== WRITTEN PROBLEM ==
Pictures do not belong in the copy; restate the records below word for word.

** START OF RECORD EXTRACTS **

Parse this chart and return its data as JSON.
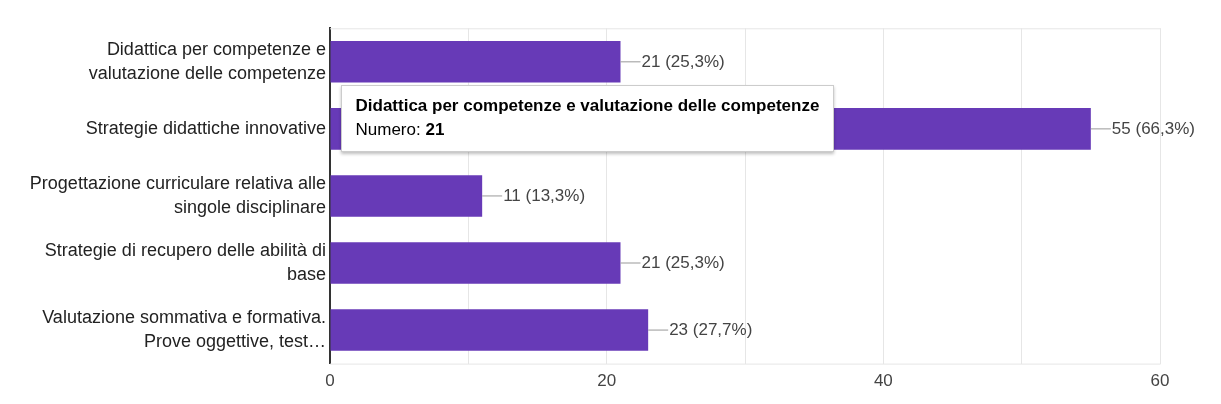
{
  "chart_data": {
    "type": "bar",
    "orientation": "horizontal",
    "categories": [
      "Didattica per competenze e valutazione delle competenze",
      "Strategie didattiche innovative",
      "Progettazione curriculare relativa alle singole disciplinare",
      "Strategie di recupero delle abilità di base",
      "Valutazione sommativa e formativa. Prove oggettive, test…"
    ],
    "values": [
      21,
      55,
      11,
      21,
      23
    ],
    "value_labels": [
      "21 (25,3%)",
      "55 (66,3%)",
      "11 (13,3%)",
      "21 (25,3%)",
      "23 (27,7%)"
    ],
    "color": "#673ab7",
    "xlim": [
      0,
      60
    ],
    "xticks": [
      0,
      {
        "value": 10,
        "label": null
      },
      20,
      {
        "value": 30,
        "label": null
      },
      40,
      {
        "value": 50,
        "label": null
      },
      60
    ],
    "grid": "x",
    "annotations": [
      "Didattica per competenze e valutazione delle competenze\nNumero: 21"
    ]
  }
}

** END OF RECORD EXTRACTS **

== WRITTEN RESPONSE ==
Parse this chart and return its data as JSON.
{
  "chart_data": {
    "type": "bar",
    "orientation": "horizontal",
    "categories": [
      "Didattica per competenze e valutazione delle competenze",
      "Strategie didattiche innovative",
      "Progettazione curriculare relativa alle singole disciplinare",
      "Strategie di recupero delle abilità di base",
      "Valutazione sommativa e formativa. Prove oggettive, test…"
    ],
    "values": [
      21,
      55,
      11,
      21,
      23
    ],
    "value_labels": [
      "21 (25,3%)",
      "55 (66,3%)",
      "11 (13,3%)",
      "21 (25,3%)",
      "23 (27,7%)"
    ],
    "color": "#673ab7",
    "xlim": [
      0,
      60
    ],
    "xticks": [
      0,
      {
        "value": 10,
        "label": null
      },
      20,
      {
        "value": 30,
        "label": null
      },
      40,
      {
        "value": 50,
        "label": null
      },
      60
    ],
    "grid": "x",
    "annotations": [
      "Didattica per competenze e valutazione delle competenze\nNumero: 21"
    ]
  }
}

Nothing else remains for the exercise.